> **Work to be completed**
Lines holding the string "dùng" are the ones to copy; find them all in the data.

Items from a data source
::::

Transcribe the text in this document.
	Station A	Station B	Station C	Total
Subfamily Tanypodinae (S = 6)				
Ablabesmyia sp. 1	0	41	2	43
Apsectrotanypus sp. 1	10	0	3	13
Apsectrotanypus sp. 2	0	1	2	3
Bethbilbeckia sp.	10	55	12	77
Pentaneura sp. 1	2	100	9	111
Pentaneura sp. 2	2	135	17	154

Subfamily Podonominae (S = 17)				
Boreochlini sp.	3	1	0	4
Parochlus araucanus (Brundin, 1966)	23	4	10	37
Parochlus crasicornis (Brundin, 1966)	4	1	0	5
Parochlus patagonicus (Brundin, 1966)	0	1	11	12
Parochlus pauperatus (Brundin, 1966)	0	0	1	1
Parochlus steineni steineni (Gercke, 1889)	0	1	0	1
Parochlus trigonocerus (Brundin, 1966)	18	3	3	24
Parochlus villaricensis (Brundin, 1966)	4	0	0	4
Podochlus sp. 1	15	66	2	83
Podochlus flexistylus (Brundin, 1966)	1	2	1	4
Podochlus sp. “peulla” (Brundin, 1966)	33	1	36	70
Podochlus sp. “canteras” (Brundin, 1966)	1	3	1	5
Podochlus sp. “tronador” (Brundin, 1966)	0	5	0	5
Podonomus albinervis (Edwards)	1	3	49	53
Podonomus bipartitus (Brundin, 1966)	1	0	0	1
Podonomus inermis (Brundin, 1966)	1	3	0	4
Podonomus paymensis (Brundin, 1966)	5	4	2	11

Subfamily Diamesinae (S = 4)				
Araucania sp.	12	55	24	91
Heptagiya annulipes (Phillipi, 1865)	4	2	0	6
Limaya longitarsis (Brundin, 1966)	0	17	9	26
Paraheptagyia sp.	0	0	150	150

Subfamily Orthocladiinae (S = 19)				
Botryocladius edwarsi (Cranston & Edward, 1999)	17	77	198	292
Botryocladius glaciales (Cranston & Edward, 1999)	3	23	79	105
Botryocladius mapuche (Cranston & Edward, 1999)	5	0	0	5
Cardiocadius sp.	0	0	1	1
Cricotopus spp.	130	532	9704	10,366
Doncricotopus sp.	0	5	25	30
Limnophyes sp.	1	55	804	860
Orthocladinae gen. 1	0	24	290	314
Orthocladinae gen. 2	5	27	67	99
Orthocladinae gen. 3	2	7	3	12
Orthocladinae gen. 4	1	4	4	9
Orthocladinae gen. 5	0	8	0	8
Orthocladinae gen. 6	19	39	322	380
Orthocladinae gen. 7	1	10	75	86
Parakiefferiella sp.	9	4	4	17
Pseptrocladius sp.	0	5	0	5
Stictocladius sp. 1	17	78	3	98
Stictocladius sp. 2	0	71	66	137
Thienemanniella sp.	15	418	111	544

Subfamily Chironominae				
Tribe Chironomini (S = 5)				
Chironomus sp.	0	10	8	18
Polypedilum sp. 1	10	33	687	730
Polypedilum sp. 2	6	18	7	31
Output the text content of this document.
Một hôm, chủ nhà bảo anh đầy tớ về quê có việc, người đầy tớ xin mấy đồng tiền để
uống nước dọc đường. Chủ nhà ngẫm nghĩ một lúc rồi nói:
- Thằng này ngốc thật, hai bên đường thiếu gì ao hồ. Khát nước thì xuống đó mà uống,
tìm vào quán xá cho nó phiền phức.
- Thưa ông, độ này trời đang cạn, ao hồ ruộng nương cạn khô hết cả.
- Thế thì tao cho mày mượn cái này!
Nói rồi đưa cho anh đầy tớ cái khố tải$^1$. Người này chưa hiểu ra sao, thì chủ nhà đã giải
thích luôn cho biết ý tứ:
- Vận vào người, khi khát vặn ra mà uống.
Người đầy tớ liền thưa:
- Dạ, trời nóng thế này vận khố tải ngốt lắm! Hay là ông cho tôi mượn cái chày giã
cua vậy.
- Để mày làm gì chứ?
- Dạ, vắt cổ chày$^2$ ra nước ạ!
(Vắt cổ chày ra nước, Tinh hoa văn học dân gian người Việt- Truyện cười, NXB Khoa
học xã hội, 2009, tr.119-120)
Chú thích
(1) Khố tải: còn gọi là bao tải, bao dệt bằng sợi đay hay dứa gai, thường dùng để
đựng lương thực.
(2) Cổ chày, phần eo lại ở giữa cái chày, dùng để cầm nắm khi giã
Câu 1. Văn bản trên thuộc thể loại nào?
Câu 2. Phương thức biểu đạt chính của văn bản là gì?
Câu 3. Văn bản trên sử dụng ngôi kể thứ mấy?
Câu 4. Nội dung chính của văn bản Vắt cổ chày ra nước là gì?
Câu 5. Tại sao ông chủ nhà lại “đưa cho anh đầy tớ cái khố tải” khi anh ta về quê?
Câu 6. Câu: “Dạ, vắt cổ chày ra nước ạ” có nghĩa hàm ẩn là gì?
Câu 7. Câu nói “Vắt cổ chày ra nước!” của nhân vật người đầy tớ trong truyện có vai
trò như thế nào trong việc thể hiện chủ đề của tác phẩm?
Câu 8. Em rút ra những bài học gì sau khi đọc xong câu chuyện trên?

::::

> **Solution to the exercise**
(1) Khố tải: còn gọi là bao tải, bao dệt bằng sợi đay hay dứa gai, thường dùng để
(2) Cổ chày, phần eo lại ở giữa cái chày, dùng để cầm nắm khi giã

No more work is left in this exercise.